(Dataset rows)
═══
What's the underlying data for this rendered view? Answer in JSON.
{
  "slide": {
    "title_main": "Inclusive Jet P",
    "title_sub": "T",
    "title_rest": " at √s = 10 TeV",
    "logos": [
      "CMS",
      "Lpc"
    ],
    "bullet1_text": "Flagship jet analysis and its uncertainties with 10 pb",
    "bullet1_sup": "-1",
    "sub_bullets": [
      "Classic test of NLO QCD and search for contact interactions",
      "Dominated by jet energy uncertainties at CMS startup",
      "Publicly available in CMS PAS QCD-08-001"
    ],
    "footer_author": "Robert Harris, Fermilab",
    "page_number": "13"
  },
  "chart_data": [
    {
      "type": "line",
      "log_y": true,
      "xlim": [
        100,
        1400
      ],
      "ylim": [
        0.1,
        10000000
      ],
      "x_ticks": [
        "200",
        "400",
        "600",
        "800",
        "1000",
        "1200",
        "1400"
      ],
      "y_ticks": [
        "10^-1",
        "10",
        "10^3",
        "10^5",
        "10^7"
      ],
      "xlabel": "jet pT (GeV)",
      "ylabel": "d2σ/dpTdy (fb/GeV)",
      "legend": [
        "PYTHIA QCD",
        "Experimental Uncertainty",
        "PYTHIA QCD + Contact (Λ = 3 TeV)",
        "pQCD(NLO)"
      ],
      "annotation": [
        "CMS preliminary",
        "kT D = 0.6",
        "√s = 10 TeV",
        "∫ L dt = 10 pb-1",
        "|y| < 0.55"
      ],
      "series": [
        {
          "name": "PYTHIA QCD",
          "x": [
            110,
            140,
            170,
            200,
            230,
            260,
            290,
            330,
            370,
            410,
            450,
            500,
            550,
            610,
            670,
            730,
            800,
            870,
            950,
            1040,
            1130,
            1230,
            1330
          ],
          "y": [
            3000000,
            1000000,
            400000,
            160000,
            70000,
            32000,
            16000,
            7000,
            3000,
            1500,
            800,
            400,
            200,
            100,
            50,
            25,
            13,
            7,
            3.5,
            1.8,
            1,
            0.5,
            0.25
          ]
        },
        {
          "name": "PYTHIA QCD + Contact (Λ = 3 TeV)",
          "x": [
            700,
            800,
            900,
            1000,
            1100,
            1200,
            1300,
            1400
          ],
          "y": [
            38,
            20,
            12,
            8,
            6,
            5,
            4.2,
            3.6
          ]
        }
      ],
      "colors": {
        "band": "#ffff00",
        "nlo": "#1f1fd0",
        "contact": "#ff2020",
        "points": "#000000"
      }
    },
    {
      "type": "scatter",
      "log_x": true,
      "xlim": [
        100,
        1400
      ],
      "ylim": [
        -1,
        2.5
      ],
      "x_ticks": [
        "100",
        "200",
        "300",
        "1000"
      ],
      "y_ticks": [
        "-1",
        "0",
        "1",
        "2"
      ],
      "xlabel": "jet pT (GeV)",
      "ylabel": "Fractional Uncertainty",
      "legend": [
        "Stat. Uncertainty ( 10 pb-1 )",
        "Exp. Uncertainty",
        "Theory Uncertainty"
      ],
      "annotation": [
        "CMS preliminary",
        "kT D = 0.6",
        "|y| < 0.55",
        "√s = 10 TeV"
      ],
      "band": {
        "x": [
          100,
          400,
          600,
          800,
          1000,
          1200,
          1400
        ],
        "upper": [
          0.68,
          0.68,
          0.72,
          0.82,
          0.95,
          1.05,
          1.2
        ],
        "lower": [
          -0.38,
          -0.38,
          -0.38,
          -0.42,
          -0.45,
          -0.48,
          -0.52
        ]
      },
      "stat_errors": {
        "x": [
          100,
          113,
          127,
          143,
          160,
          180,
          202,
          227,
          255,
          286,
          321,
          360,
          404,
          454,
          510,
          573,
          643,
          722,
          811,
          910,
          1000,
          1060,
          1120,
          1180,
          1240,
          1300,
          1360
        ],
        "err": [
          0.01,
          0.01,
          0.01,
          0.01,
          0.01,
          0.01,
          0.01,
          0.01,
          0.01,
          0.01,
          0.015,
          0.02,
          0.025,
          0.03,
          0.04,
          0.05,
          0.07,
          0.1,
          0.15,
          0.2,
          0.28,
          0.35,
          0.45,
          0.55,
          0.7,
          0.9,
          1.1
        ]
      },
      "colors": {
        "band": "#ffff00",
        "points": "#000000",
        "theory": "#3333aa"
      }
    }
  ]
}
═══
◆ Task to complete
Please reproduce each record precisely as written.

◆ Answer for the task
What's the underlying data for this rendered view? Answer in JSON.
{
  "slide": {
    "title_main": "Inclusive Jet P",
    "title_sub": "T",
    "title_rest": " at √s = 10 TeV",
    "logos": [
      "CMS",
      "Lpc"
    ],
    "bullet1_text": "Flagship jet analysis and its uncertainties with 10 pb",
    "bullet1_sup": "-1",
    "sub_bullets": [
      "Classic test of NLO QCD and search for contact interactions",
      "Dominated by jet energy uncertainties at CMS startup",
      "Publicly available in CMS PAS QCD-08-001"
    ],
    "footer_author": "Robert Harris, Fermilab",
    "page_number": "13"
  },
  "chart_data": [
    {
      "type": "line",
      "log_y": true,
      "xlim": [
        100,
        1400
      ],
      "ylim": [
        0.1,
        10000000
      ],
      "x_ticks": [
        "200",
        "400",
        "600",
        "800",
        "1000",
        "1200",
        "1400"
      ],
      "y_ticks": [
        "10^-1",
        "10",
        "10^3",
        "10^5",
        "10^7"
      ],
      "xlabel": "jet pT (GeV)",
      "ylabel": "d2σ/dpTdy (fb/GeV)",
      "legend": [
        "PYTHIA QCD",
        "Experimental Uncertainty",
        "PYTHIA QCD + Contact (Λ = 3 TeV)",
        "pQCD(NLO)"
      ],
      "annotation": [
        "CMS preliminary",
        "kT D = 0.6",
        "√s = 10 TeV",
        "∫ L dt = 10 pb-1",
        "|y| < 0.55"
      ],
      "series": [
        {
          "name": "PYTHIA QCD",
          "x": [
            110,
            140,
            170,
            200,
            230,
            260,
            290,
            330,
            370,
            410,
            450,
            500,
            550,
            610,
            670,
            730,
            800,
            870,
            950,
            1040,
            1130,
            1230,
            1330
          ],
          "y": [
            3000000,
            1000000,
            400000,
            160000,
            70000,
            32000,
            16000,
            7000,
            3000,
            1500,
            800,
            400,
            200,
            100,
            50,
            25,
            13,
            7,
            3.5,
            1.8,
            1,
            0.5,
            0.25
          ]
        },
        {
          "name": "PYTHIA QCD + Contact (Λ = 3 TeV)",
          "x": [
            700,
            800,
            900,
            1000,
            1100,
            1200,
            1300,
            1400
          ],
          "y": [
            38,
            20,
            12,
            8,
            6,
            5,
            4.2,
            3.6
          ]
        }
      ],
      "colors": {
        "band": "#ffff00",
        "nlo": "#1f1fd0",
        "contact": "#ff2020",
        "points": "#000000"
      }
    },
    {
      "type": "scatter",
      "log_x": true,
      "xlim": [
        100,
        1400
      ],
      "ylim": [
        -1,
        2.5
      ],
      "x_ticks": [
        "100",
        "200",
        "300",
        "1000"
      ],
      "y_ticks": [
        "-1",
        "0",
        "1",
        "2"
      ],
      "xlabel": "jet pT (GeV)",
      "ylabel": "Fractional Uncertainty",
      "legend": [
        "Stat. Uncertainty ( 10 pb-1 )",
        "Exp. Uncertainty",
        "Theory Uncertainty"
      ],
      "annotation": [
        "CMS preliminary",
        "kT D = 0.6",
        "|y| < 0.55",
        "√s = 10 TeV"
      ],
      "band": {
        "x": [
          100,
          400,
          600,
          800,
          1000,
          1200,
          1400
        ],
        "upper": [
          0.68,
          0.68,
          0.72,
          0.82,
          0.95,
          1.05,
          1.2
        ],
        "lower": [
          -0.38,
          -0.38,
          -0.38,
          -0.42,
          -0.45,
          -0.48,
          -0.52
        ]
      },
      "stat_errors": {
        "x": [
          100,
          113,
          127,
          143,
          160,
          180,
          202,
          227,
          255,
          286,
          321,
          360,
          404,
          454,
          510,
          573,
          643,
          722,
          811,
          910,
          1000,
          1060,
          1120,
          1180,
          1240,
          1300,
          1360
        ],
        "err": [
          0.01,
          0.01,
          0.01,
          0.01,
          0.01,
          0.01,
          0.01,
          0.01,
          0.01,
          0.01,
          0.015,
          0.02,
          0.025,
          0.03,
          0.04,
          0.05,
          0.07,
          0.1,
          0.15,
          0.2,
          0.28,
          0.35,
          0.45,
          0.55,
          0.7,
          0.9,
          1.1
        ]
      },
      "colors": {
        "band": "#ffff00",
        "points": "#000000",
        "theory": "#3333aa"
      }
    }
  ]
}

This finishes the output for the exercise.